» **Problem to work on**: Read the lines that follow and pick out every one containing the word "column".

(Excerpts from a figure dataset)
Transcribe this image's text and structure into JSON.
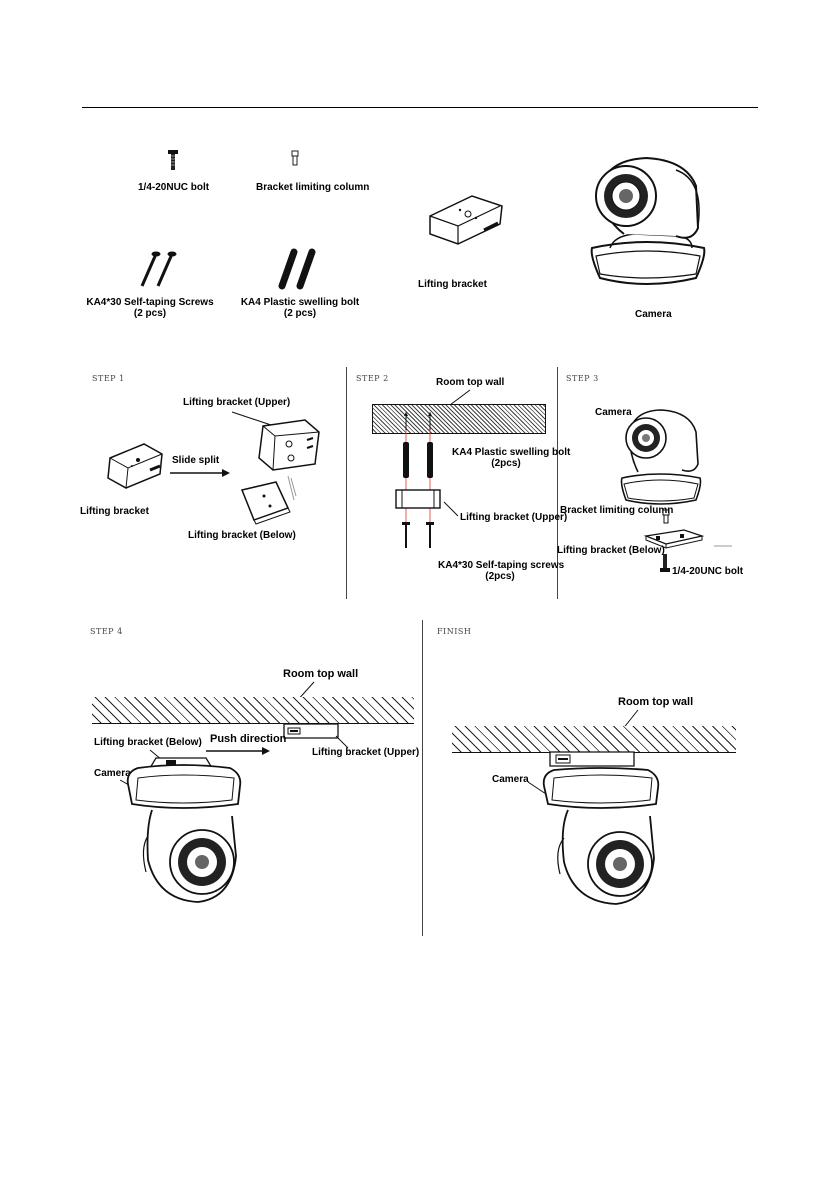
{
  "parts": {
    "bolt_label": "1/4-20NUC bolt",
    "limiting_column_label": "Bracket limiting column",
    "screws_label": "KA4*30 Self-taping Screws",
    "screws_qty": "(2 pcs)",
    "swelling_label": "KA4 Plastic swelling bolt",
    "swelling_qty": "(2 pcs)",
    "lifting_bracket_label": "Lifting bracket",
    "camera_label": "Camera"
  },
  "step1": {
    "title": "STEP 1",
    "upper_label": "Lifting bracket (Upper)",
    "slide_label": "Slide split",
    "bracket_label": "Lifting bracket",
    "below_label": "Lifting bracket (Below)"
  },
  "step2": {
    "title": "STEP 2",
    "wall_label": "Room top wall",
    "swelling_label": "KA4 Plastic swelling bolt",
    "swelling_qty": "(2pcs)",
    "upper_label": "Lifting bracket (Upper)",
    "screws_label": "KA4*30 Self-taping screws",
    "screws_qty": "(2pcs)"
  },
  "step3": {
    "title": "STEP 3",
    "camera_label": "Camera",
    "column_label": "Bracket limiting column",
    "below_label": "Lifting bracket (Below)",
    "bolt_label": "1/4-20UNC bolt"
  },
  "step4": {
    "title": "STEP 4",
    "wall_label": "Room top wall",
    "below_label": "Lifting bracket (Below)",
    "push_label": "Push direction",
    "upper_label": "Lifting bracket (Upper)",
    "camera_label": "Camera"
  },
  "finish": {
    "title": "FINISH",
    "wall_label": "Room top wall",
    "camera_label": "Camera"
  }
}
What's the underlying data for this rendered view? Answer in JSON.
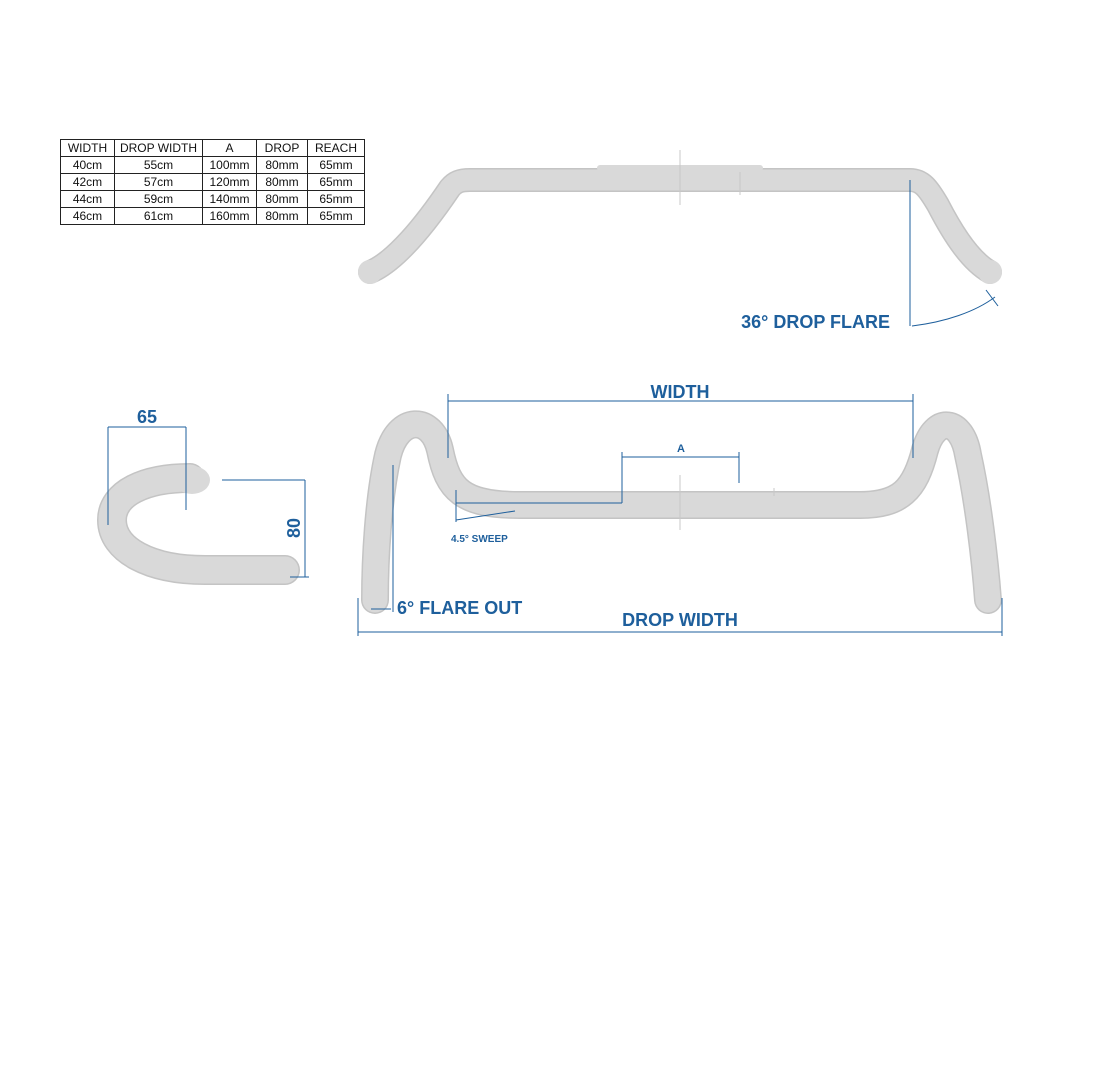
{
  "table": {
    "headers": [
      "WIDTH",
      "DROP WIDTH",
      "A",
      "DROP",
      "REACH"
    ],
    "rows": [
      [
        "40cm",
        "55cm",
        "100mm",
        "80mm",
        "65mm"
      ],
      [
        "42cm",
        "57cm",
        "120mm",
        "80mm",
        "65mm"
      ],
      [
        "44cm",
        "59cm",
        "140mm",
        "80mm",
        "65mm"
      ],
      [
        "46cm",
        "61cm",
        "160mm",
        "80mm",
        "65mm"
      ]
    ]
  },
  "labels": {
    "drop_flare": "36° DROP FLARE",
    "width": "WIDTH",
    "a": "A",
    "sweep": "4.5° SWEEP",
    "flare_out": "6° FLARE OUT",
    "drop_width": "DROP WIDTH",
    "reach": "65",
    "drop": "80"
  },
  "colors": {
    "dimension": "#1e5f9c",
    "bar_fill": "#d9d9d9",
    "bar_edge": "#c4c4c4",
    "table_border": "#222222"
  }
}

» **Result below**:
    "limiting_column_label": "Bracket limiting column",
    "column_label": "Bracket limiting column",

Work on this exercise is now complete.